▶ [To do] Gather the lines below that include the string "regional", copying each in full.

::::::::::

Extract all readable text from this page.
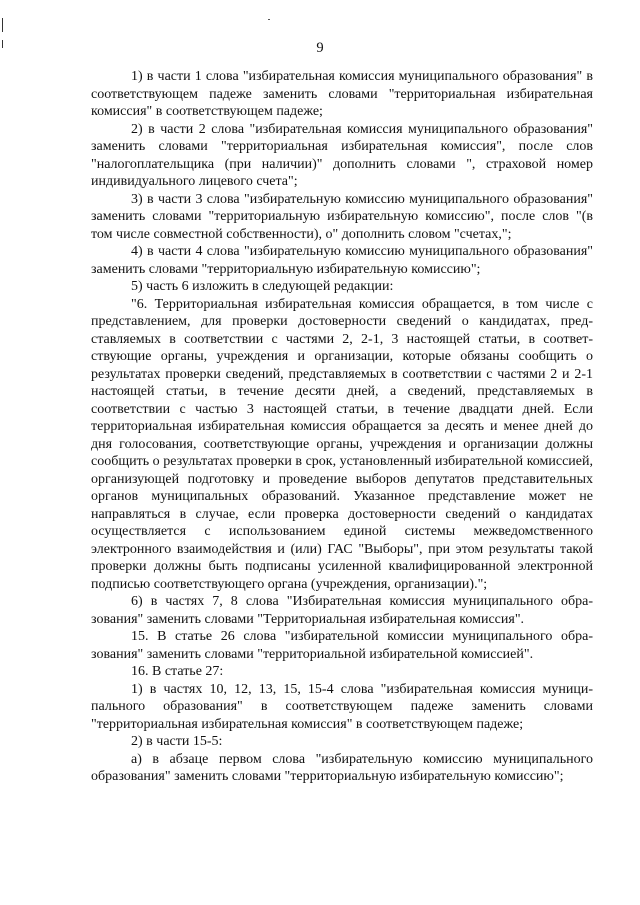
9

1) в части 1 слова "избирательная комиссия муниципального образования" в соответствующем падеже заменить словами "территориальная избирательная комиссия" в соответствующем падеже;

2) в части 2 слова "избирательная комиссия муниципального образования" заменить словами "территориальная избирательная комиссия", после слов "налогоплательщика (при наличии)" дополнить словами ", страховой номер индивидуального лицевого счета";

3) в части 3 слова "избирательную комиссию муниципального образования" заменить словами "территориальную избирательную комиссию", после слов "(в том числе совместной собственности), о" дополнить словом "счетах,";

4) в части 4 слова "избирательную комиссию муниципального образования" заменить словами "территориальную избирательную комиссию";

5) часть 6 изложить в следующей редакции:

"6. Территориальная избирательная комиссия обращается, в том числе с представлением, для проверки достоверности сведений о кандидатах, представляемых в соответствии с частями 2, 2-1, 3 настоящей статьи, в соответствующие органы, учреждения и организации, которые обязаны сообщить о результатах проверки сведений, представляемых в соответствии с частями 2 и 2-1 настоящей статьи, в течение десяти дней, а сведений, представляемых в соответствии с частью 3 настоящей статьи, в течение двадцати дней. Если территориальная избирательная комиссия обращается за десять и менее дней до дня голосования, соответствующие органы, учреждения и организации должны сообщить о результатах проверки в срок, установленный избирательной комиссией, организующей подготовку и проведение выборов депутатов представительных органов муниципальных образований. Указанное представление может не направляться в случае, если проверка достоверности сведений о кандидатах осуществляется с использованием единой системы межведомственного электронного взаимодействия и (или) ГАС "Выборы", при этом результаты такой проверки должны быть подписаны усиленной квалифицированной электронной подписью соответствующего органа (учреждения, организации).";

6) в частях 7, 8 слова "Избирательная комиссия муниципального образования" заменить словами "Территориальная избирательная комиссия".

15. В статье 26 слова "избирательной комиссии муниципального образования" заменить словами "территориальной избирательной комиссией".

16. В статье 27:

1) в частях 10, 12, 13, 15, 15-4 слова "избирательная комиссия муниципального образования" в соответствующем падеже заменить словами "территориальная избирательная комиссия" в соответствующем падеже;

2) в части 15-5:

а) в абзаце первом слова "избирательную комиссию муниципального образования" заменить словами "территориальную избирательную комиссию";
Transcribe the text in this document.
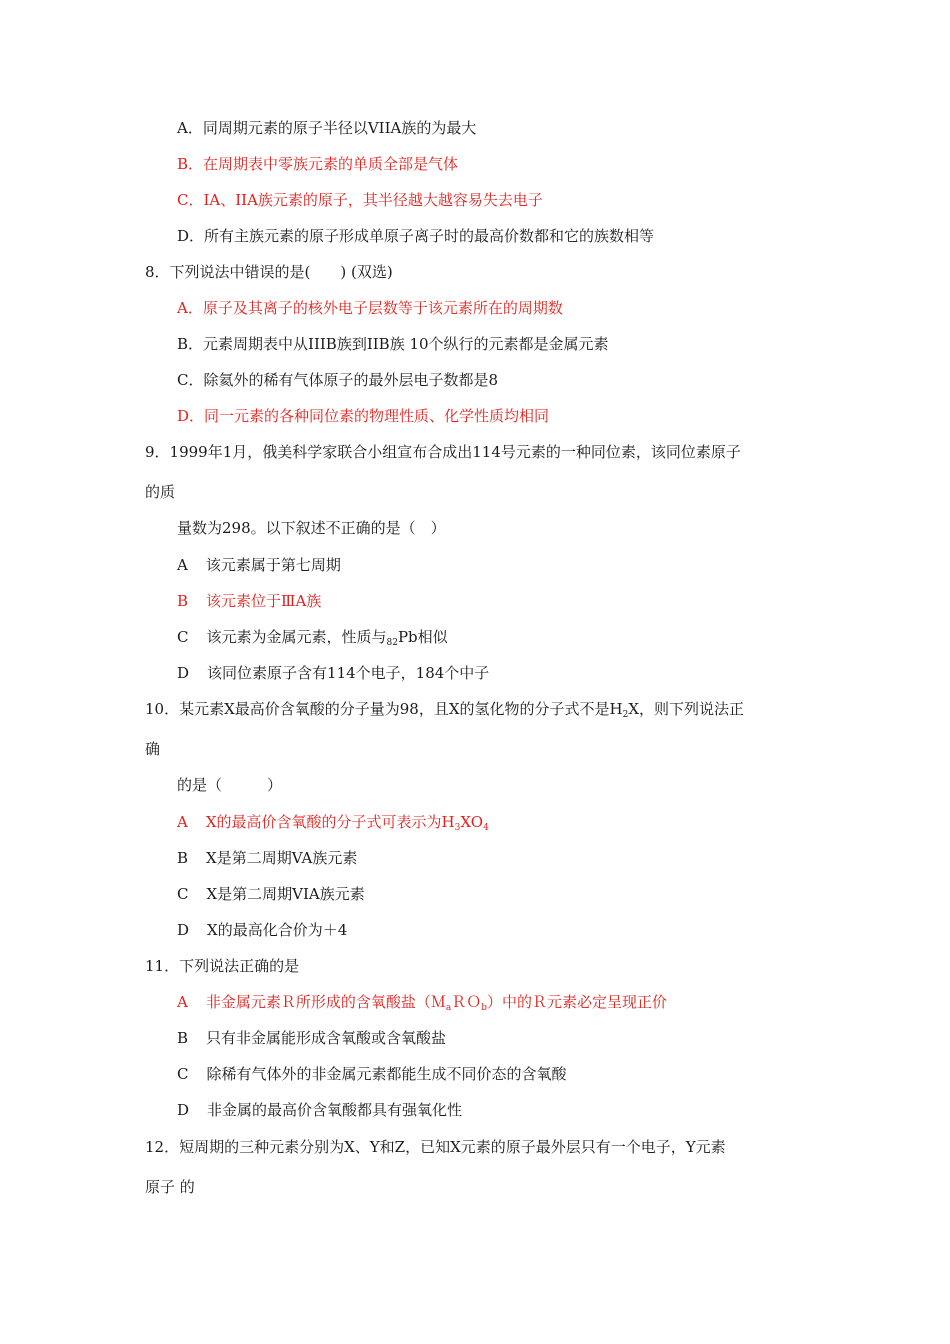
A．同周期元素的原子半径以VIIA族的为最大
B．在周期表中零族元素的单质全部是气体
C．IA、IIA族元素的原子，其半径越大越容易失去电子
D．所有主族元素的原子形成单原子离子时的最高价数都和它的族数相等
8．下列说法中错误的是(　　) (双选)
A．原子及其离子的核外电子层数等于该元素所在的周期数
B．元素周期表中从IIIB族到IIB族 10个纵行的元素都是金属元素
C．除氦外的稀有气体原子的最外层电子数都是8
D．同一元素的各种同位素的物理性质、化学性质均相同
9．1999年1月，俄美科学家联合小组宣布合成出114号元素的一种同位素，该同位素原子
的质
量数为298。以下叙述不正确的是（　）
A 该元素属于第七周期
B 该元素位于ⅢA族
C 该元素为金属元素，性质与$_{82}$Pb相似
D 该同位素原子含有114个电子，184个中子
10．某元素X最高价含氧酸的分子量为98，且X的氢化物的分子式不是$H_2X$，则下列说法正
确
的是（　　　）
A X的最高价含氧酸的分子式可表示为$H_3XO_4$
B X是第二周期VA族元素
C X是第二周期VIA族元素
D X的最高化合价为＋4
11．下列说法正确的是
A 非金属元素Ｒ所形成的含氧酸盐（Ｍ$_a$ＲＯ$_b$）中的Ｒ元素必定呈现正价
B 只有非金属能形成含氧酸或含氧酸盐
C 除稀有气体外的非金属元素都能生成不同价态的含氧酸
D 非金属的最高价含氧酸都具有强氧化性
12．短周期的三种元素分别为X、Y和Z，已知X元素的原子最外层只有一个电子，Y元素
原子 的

::::::::::

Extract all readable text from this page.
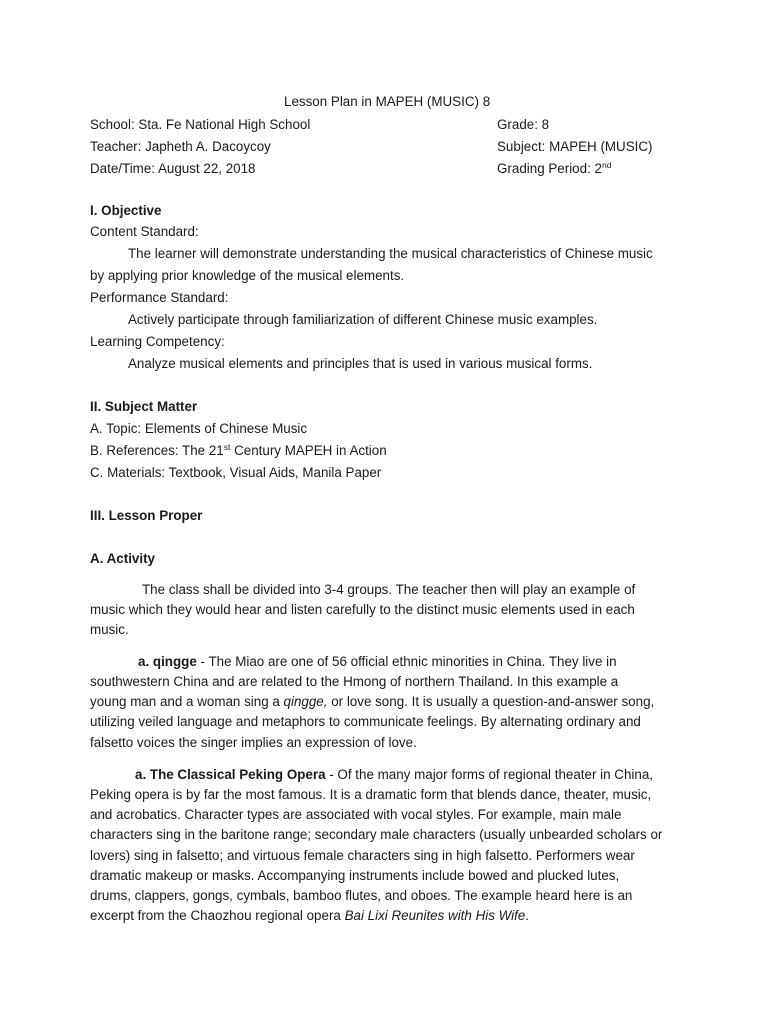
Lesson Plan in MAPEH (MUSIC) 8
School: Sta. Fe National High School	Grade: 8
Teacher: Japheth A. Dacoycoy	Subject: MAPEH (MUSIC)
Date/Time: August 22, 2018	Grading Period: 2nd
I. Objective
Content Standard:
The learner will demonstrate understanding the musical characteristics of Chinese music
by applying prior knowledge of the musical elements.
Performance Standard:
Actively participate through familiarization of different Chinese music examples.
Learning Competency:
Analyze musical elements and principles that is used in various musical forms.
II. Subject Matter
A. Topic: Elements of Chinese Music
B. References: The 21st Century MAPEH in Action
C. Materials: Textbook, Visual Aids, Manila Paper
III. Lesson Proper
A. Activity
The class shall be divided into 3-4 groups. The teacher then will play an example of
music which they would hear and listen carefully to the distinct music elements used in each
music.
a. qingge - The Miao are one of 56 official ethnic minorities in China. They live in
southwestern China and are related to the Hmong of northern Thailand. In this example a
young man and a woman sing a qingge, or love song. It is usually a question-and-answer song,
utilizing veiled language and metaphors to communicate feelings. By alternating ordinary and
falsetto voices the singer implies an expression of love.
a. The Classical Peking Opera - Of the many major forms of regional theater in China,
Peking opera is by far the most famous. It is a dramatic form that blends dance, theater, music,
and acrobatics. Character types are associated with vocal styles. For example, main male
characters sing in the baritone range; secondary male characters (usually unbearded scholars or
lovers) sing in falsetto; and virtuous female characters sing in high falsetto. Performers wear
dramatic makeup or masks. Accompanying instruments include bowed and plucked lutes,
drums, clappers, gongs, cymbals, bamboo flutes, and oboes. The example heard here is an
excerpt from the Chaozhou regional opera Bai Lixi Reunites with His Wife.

::::::::::

▶ [Solution for this task]
a. The Classical Peking Opera - Of the many major forms of regional theater in China,
excerpt from the Chaozhou regional opera Bai Lixi Reunites with His Wife.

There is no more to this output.